#### Written instruction
Reproduce the following email thread excerpt on whitelisting and spam false positives in full, word for word.

#### Document excerpt
Yes I do, but as the level of traffic doesn't correspond to the level of non-spamminess, I really don't think it's relevant in this context.
Patrik
On Thursday, September 30, 2004, 2:18:28 PM, Patrik Nilsson wrote:
At 17:01 2004-09-30 -0400, Rob McEwen wrote:
But I still think that my idea is valid because I suspect that it may help us to find one or two more egregious FPs (like smithbarney.com). Would that not make this idea very worthwhile?
I don't think that more extensive whitelistings is the answer to current FP problems. Less "didn't even check nanas/sbl/the actual site" listings is a much better way to handle that problem, at least for WS. We can not solve the FP problem by using even more whitelistings. It will just create a new problem of FWLs - False White Listings.
I disagree somewhat. If we had a "list of every legitimate domain", I'd probably want to use it. However no such list exists. ;-)
Also, do you know of a better traffic ranking list?
Yes I do, but as the level of traffic doesn't correspond to the level of non-spamminess, I really don't think it's relevant in this context.
Level of traffic probably has some relationship to mentions in hams.
What other traffic ranking systems are you aware of?
Jeff C. -- "If it appears in hams, then don't list it."

#### Data shown

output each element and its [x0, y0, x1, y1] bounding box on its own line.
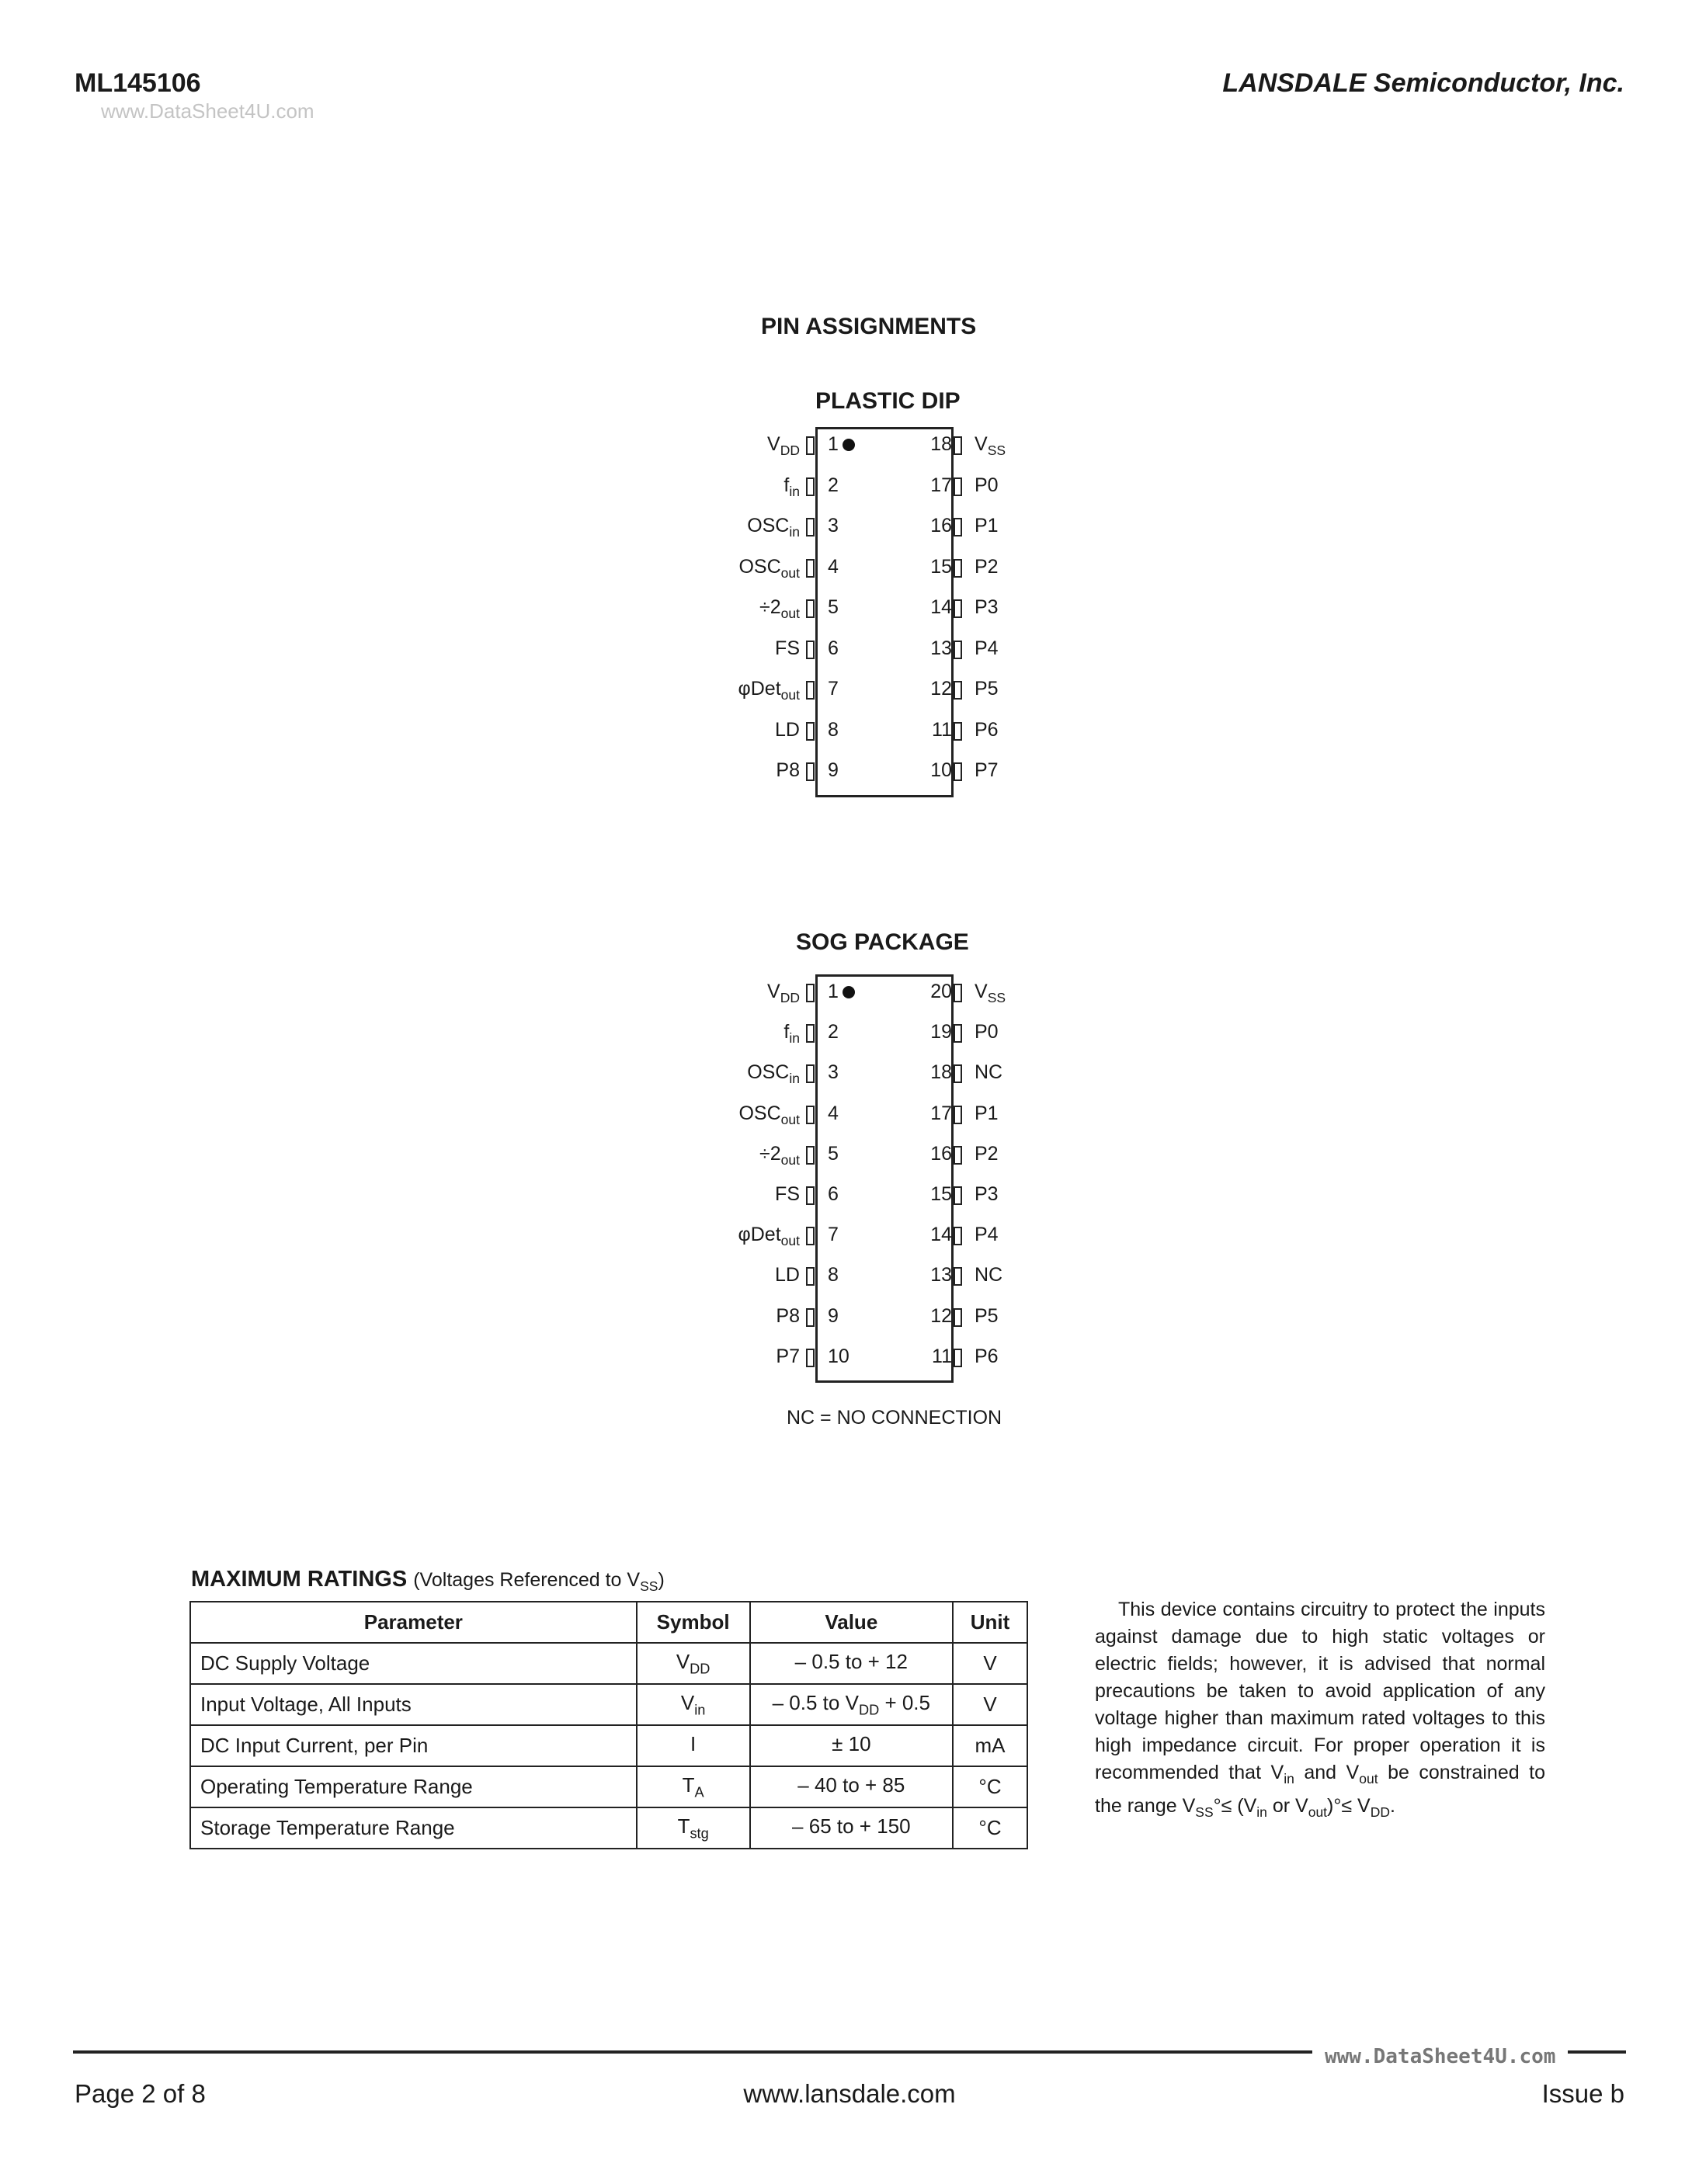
pin-name-left — [776, 759, 800, 785]
pin-name-right — [975, 1143, 999, 1168]
value-text: + 0.5 — [879, 1690, 930, 1714]
pin-name-text: OSC — [738, 1102, 781, 1124]
pin-lead — [954, 722, 962, 741]
max-ratings-title — [191, 1567, 665, 1595]
pin-number-right: 18 — [930, 433, 952, 455]
pin-lead — [954, 518, 962, 536]
pin-name-left — [776, 1305, 800, 1331]
esd-note-text: be constrained to the range V — [1095, 1762, 1545, 1818]
table-row — [190, 1766, 1027, 1807]
pin-number-right: 18 — [930, 1061, 952, 1084]
max-ratings-table — [189, 1601, 1028, 1849]
pin-name-text: P4 — [975, 637, 999, 659]
pin-name-text: φDet — [738, 1224, 781, 1246]
pin-name-text: P0 — [975, 474, 999, 496]
pin-number-right: 16 — [930, 515, 952, 536]
pin-lead — [806, 477, 815, 496]
table-row — [190, 1643, 1027, 1684]
pin-lead — [954, 1146, 962, 1165]
pin-name-left — [759, 596, 800, 622]
pin-name-right — [975, 1183, 999, 1209]
pin-name-sub: SS — [987, 990, 1006, 1006]
cell-unit: mA — [953, 1725, 1027, 1766]
pin-number-left: 1 — [828, 433, 839, 455]
pin-name-text: P2 — [975, 1142, 999, 1165]
pin-row — [0, 1177, 1699, 1217]
header-value: Value — [750, 1602, 953, 1643]
pin-name-text: NC — [975, 1061, 1003, 1084]
pin-name-left — [767, 981, 800, 1006]
symbol-text: I — [690, 1731, 697, 1755]
pin-name-left — [783, 474, 800, 500]
pin-row — [0, 1137, 1699, 1177]
pin-row — [0, 753, 1699, 793]
pin-row — [0, 713, 1699, 753]
pin-name-text: P5 — [975, 1304, 999, 1327]
pin-number-left: 8 — [828, 718, 839, 741]
cell-symbol — [637, 1725, 750, 1766]
pin-name-text: P7 — [776, 1345, 800, 1367]
symbol-text: T — [682, 1773, 695, 1797]
page-number: Page 2 of 8 — [75, 2079, 206, 2108]
pin-lead — [806, 1186, 815, 1205]
pin-lead — [954, 1227, 962, 1245]
pin-name-text: P3 — [975, 1183, 999, 1205]
pin-name-left — [775, 637, 800, 663]
pin-name-right — [975, 981, 1006, 1006]
cell-value — [750, 1766, 953, 1807]
pin-number-left: 9 — [828, 759, 839, 781]
cell-value — [750, 1643, 953, 1684]
esd-note-sub: in — [1284, 1771, 1294, 1787]
pin-lead — [806, 518, 815, 536]
pin-name-right — [975, 515, 999, 540]
esd-note-text: or V — [1266, 1795, 1308, 1818]
pin-lead — [954, 1186, 962, 1205]
pin-name-right — [975, 759, 999, 785]
pin-number-right: 19 — [930, 1021, 952, 1043]
table-row — [190, 1807, 1027, 1849]
pin-name-right — [975, 678, 999, 703]
pin-lead — [954, 984, 962, 1002]
pin-number-left: 3 — [828, 515, 839, 536]
pin-number-left: 8 — [828, 1264, 839, 1286]
pin1-indicator-dot — [843, 986, 855, 998]
pin-name-text: f — [783, 474, 790, 496]
pin-row — [0, 672, 1699, 712]
esd-note — [1095, 1596, 1545, 1826]
pin-name-text: P2 — [975, 555, 999, 578]
cell-unit: V — [953, 1643, 1027, 1684]
pin-name-sub: in — [789, 1071, 800, 1087]
pin-number-left: 2 — [828, 474, 839, 496]
pin-name-text: P7 — [975, 759, 999, 781]
pin-lead — [806, 599, 815, 618]
footer-watermark-link[interactable]: www.DataSheet4U.com — [1312, 2045, 1568, 2068]
pin-lead — [954, 1308, 962, 1327]
symbol-text: V — [676, 1649, 690, 1673]
pin-lead — [954, 1106, 962, 1124]
pin-name-text: V — [767, 981, 780, 1002]
esd-note-sub: DD — [1370, 1804, 1390, 1821]
pin-name-right — [975, 1264, 1002, 1290]
pin-name-text: P8 — [776, 759, 800, 781]
pin-name-text: ÷2 — [759, 596, 781, 618]
pin-name-sub: out — [780, 1233, 800, 1249]
pin-name-sub: DD — [780, 443, 800, 459]
pin-row — [0, 1339, 1699, 1380]
pin-number-left: 7 — [828, 1224, 839, 1246]
max-ratings-title-bold: MAXIMUM RATINGS — [191, 1567, 408, 1592]
pin-name-right — [975, 596, 999, 622]
pin-name-left — [775, 1264, 800, 1290]
pin-lead — [954, 762, 962, 781]
pin-lead — [954, 1349, 962, 1367]
pin-name-text: P8 — [776, 1304, 800, 1327]
pin-name-right — [975, 1021, 999, 1047]
pin-number-right: 15 — [930, 555, 952, 578]
pin-row — [0, 1096, 1699, 1137]
pin-row — [0, 509, 1699, 549]
pin-lead — [806, 722, 815, 741]
pin-row — [0, 590, 1699, 630]
symbol-text: V — [680, 1690, 695, 1714]
pin-name-text: φDet — [738, 678, 781, 700]
pin-row — [0, 427, 1699, 467]
pin-name-sub: out — [780, 1111, 800, 1127]
pin-name-right — [975, 637, 999, 663]
pin-number-right: 12 — [930, 1304, 952, 1327]
pin-name-sub: in — [789, 483, 800, 499]
pin-row — [0, 1217, 1699, 1258]
pin-name-text: P6 — [975, 718, 999, 741]
pin-name-left — [738, 678, 800, 703]
pin-number-left: 6 — [828, 637, 839, 659]
pin-name-right — [975, 556, 999, 582]
header-symbol: Symbol — [637, 1602, 750, 1643]
pin-lead — [806, 436, 815, 455]
pin-lead — [954, 681, 962, 700]
cell-symbol — [637, 1807, 750, 1849]
pin-name-text: ÷2 — [759, 1142, 781, 1165]
plastic-dip-title: PLASTIC DIP — [815, 388, 961, 414]
pin-lead — [806, 1349, 815, 1367]
pin-name-text: LD — [775, 718, 800, 741]
pin-lead — [806, 1308, 815, 1327]
pin-number-right: 14 — [930, 1224, 952, 1246]
pin-row — [0, 550, 1699, 590]
symbol-sub: stg — [690, 1825, 709, 1842]
cell-value — [750, 1807, 953, 1849]
max-ratings-title-sub: SS — [640, 1578, 658, 1595]
pin-name-text: OSC — [738, 555, 781, 578]
pin-name-sub: out — [780, 1151, 800, 1168]
pin-name-text: V — [975, 433, 988, 455]
part-number: ML145106 — [75, 68, 201, 98]
value-text: ± 10 — [832, 1731, 871, 1755]
pin-assignments-title: PIN ASSIGNMENTS — [761, 314, 977, 339]
pin-name-right — [975, 1061, 1002, 1087]
cell-symbol — [637, 1684, 750, 1725]
pin-name-right — [975, 1305, 999, 1331]
esd-note-text: )°≤ V — [1327, 1795, 1371, 1818]
pin-lead — [954, 641, 962, 659]
pin-name-text: FS — [775, 637, 800, 659]
pin-number-left: 7 — [828, 678, 839, 700]
cell-unit: °C — [953, 1766, 1027, 1807]
esd-note-sub: out — [1359, 1771, 1378, 1787]
pin-name-left — [783, 1021, 800, 1047]
pin-name-text: LD — [775, 1264, 800, 1286]
value-text: – 0.5 to + 12 — [794, 1649, 908, 1673]
esd-note-text: and V — [1294, 1762, 1360, 1783]
pin-name-left — [738, 556, 800, 582]
symbol-sub: A — [694, 1784, 704, 1800]
pin-name-text: P6 — [975, 1345, 999, 1367]
symbol-sub: in — [694, 1702, 706, 1718]
pin-name-left — [775, 719, 800, 745]
value-text: – 65 to + 150 — [792, 1814, 911, 1838]
pin-name-sub: in — [789, 524, 800, 540]
header-unit: Unit — [953, 1602, 1027, 1643]
sog-package-title: SOG PACKAGE — [796, 929, 969, 955]
pin-name-text: FS — [775, 1183, 800, 1205]
company-name: LANSDALE Semiconductor, Inc. — [1222, 68, 1624, 98]
symbol-sub: DD — [690, 1661, 711, 1677]
cell-parameter: Operating Temperature Range — [190, 1766, 637, 1807]
pin-number-left: 5 — [828, 1142, 839, 1165]
pin-name-text: V — [975, 981, 988, 1002]
header-parameter: Parameter — [190, 1602, 637, 1643]
pin-number-left: 10 — [828, 1345, 850, 1367]
pin-lead — [806, 1064, 815, 1083]
pin-row — [0, 1299, 1699, 1339]
pin-number-left: 1 — [828, 981, 839, 1002]
pin-number-right: 13 — [930, 637, 952, 659]
pin-lead — [806, 1227, 815, 1245]
watermark-link[interactable]: www.DataSheet4U.com — [101, 99, 314, 123]
table-row — [190, 1725, 1027, 1766]
value-sub: DD — [858, 1702, 880, 1718]
pin-name-left — [738, 1102, 800, 1128]
cell-value — [750, 1684, 953, 1725]
nc-note: NC = NO CONNECTION — [787, 1407, 1002, 1429]
issue-label: Issue b — [1541, 2079, 1624, 2108]
cell-unit: V — [953, 1684, 1027, 1725]
pin-name-text: P3 — [975, 596, 999, 618]
pin-name-left — [738, 1224, 800, 1249]
pin-lead — [806, 1024, 815, 1043]
symbol-text: T — [677, 1814, 690, 1838]
pin-name-sub: out — [780, 687, 800, 703]
pin-name-text: P5 — [975, 678, 999, 700]
pin-name-sub: out — [780, 606, 800, 622]
pin-lead — [954, 599, 962, 618]
value-text: – 40 to + 85 — [797, 1773, 905, 1797]
pin-number-right: 15 — [930, 1183, 952, 1205]
pin-row — [0, 1015, 1699, 1055]
pin-name-right — [975, 474, 999, 500]
pin-name-text: NC — [975, 1264, 1003, 1286]
esd-note-sub: out — [1308, 1804, 1328, 1821]
pin-name-left — [747, 515, 800, 540]
pin-number-right: 20 — [930, 981, 952, 1002]
pin-number-right: 13 — [930, 1264, 952, 1286]
pin-name-right — [975, 719, 999, 745]
pin-name-left — [767, 433, 800, 459]
pin-lead — [806, 559, 815, 578]
pin-name-text: OSC — [747, 515, 790, 536]
cell-symbol — [637, 1766, 750, 1807]
pin-lead — [806, 984, 815, 1002]
pin-lead — [806, 1146, 815, 1165]
pin-name-text: V — [767, 433, 780, 455]
pin-number-right: 10 — [930, 759, 952, 781]
esd-note-text: . — [1390, 1795, 1395, 1818]
pin-name-text: P1 — [975, 515, 999, 536]
table-header-row — [190, 1602, 1027, 1643]
pin-number-left: 5 — [828, 596, 839, 618]
pin-name-text: P1 — [975, 1102, 999, 1124]
cell-unit: °C — [953, 1807, 1027, 1849]
esd-note-sub: in — [1256, 1804, 1267, 1821]
pin-name-right — [975, 1102, 999, 1128]
cell-value — [750, 1725, 953, 1766]
value-text: – 0.5 to V — [772, 1690, 859, 1714]
pin-row — [0, 974, 1699, 1015]
pin-row — [0, 1055, 1699, 1095]
pin-number-right: 12 — [930, 678, 952, 700]
cell-parameter: Storage Temperature Range — [190, 1807, 637, 1849]
pin-lead — [806, 681, 815, 700]
pin-name-left — [776, 1345, 800, 1371]
pin-name-left — [747, 1061, 800, 1087]
pin-name-right — [975, 1224, 999, 1249]
esd-note-sub: SS — [1195, 1804, 1214, 1821]
pin-lead — [954, 559, 962, 578]
pin-number-right: 14 — [930, 596, 952, 618]
pin-number-right: 11 — [932, 718, 952, 741]
pin-lead — [954, 1024, 962, 1043]
pin-number-left: 4 — [828, 1102, 839, 1124]
pin-lead — [954, 1064, 962, 1083]
pin1-indicator-dot — [843, 439, 855, 451]
pin-number-right: 16 — [930, 1142, 952, 1165]
pin-name-right — [975, 1345, 999, 1371]
pin-name-sub: DD — [780, 990, 800, 1006]
pin-name-text: f — [783, 1021, 790, 1043]
table-row — [190, 1684, 1027, 1725]
pin-lead — [806, 1106, 815, 1124]
pin-number-left: 9 — [828, 1304, 839, 1327]
pin-name-sub: out — [780, 564, 800, 581]
pin-lead — [954, 477, 962, 496]
pin-number-right: 11 — [932, 1345, 952, 1367]
pin-lead — [806, 762, 815, 781]
pin-row — [0, 631, 1699, 672]
pin-number-left: 6 — [828, 1183, 839, 1205]
pin-lead — [954, 1267, 962, 1286]
pin-number-left: 3 — [828, 1061, 839, 1084]
pin-name-left — [759, 1143, 800, 1168]
pin-number-left: 4 — [828, 555, 839, 578]
pin-name-sub: in — [789, 1030, 800, 1047]
pin-row — [0, 1258, 1699, 1298]
cell-parameter: Input Voltage, All Inputs — [190, 1684, 637, 1725]
pin-name-sub: SS — [987, 443, 1006, 459]
website-link[interactable]: www.lansdale.com — [743, 2079, 956, 2108]
pin-row — [0, 468, 1699, 509]
cell-parameter: DC Input Current, per Pin — [190, 1725, 637, 1766]
pin-name-text: P4 — [975, 1224, 999, 1246]
pin-number-right: 17 — [930, 1102, 952, 1124]
esd-note-text: °≤ (V — [1213, 1795, 1257, 1818]
cell-symbol — [637, 1643, 750, 1684]
pin-number-left: 2 — [828, 1021, 839, 1043]
max-ratings-title-close: ) — [658, 1569, 665, 1591]
max-ratings-title-rest: (Voltages Referenced to V — [413, 1569, 641, 1591]
pin-lead — [954, 436, 962, 455]
pin-number-right: 17 — [930, 474, 952, 496]
pin-name-text: P0 — [975, 1021, 999, 1043]
pin-lead — [806, 1267, 815, 1286]
pin-name-right — [975, 433, 1006, 459]
pin-name-left — [775, 1183, 800, 1209]
pin-lead — [806, 641, 815, 659]
cell-parameter: DC Supply Voltage — [190, 1643, 637, 1684]
esd-note-text: This device contains circuitry to protect the inputs against damage due to high static voltages or electric fields; however, it is advised that normal precautions be taken to avoid application of any voltage higher than maximum rated voltages to this high impedance circuit. For proper operation it is recommended that V — [1095, 1599, 1545, 1783]
pin-name-text: OSC — [747, 1061, 790, 1084]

#### Reply to the task
Yes I do, but as the level of traffic doesn't correspond to the level of non-spamminess, I really don't think it's relevant in this context.
Patrik
On Thursday, September 30, 2004, 2:18:28 PM, Patrik Nilsson wrote:
At 17:01 2004-09-30 -0400, Rob McEwen wrote:
But I still think that my idea is valid because I suspect that it may help us to find one or two more egregious FPs (like smithbarney.com). Would that not make this idea very worthwhile?
I don't think that more extensive whitelistings is the answer to current FP problems. Less "didn't even check nanas/sbl/the actual site" listings is a much better way to handle that problem, at least for WS. We can not solve the FP problem by using even more whitelistings. It will just create a new problem of FWLs - False White Listings.
I disagree somewhat. If we had a "list of every legitimate domain", I'd probably want to use it. However no such list exists. ;-)
Also, do you know of a better traffic ranking list?
Yes I do, but as the level of traffic doesn't correspond to the level of non-spamminess, I really don't think it's relevant in this context.
Level of traffic probably has some relationship to mentions in hams.
What other traffic ranking systems are you aware of?
Jeff C. -- "If it appears in hams, then don't list it."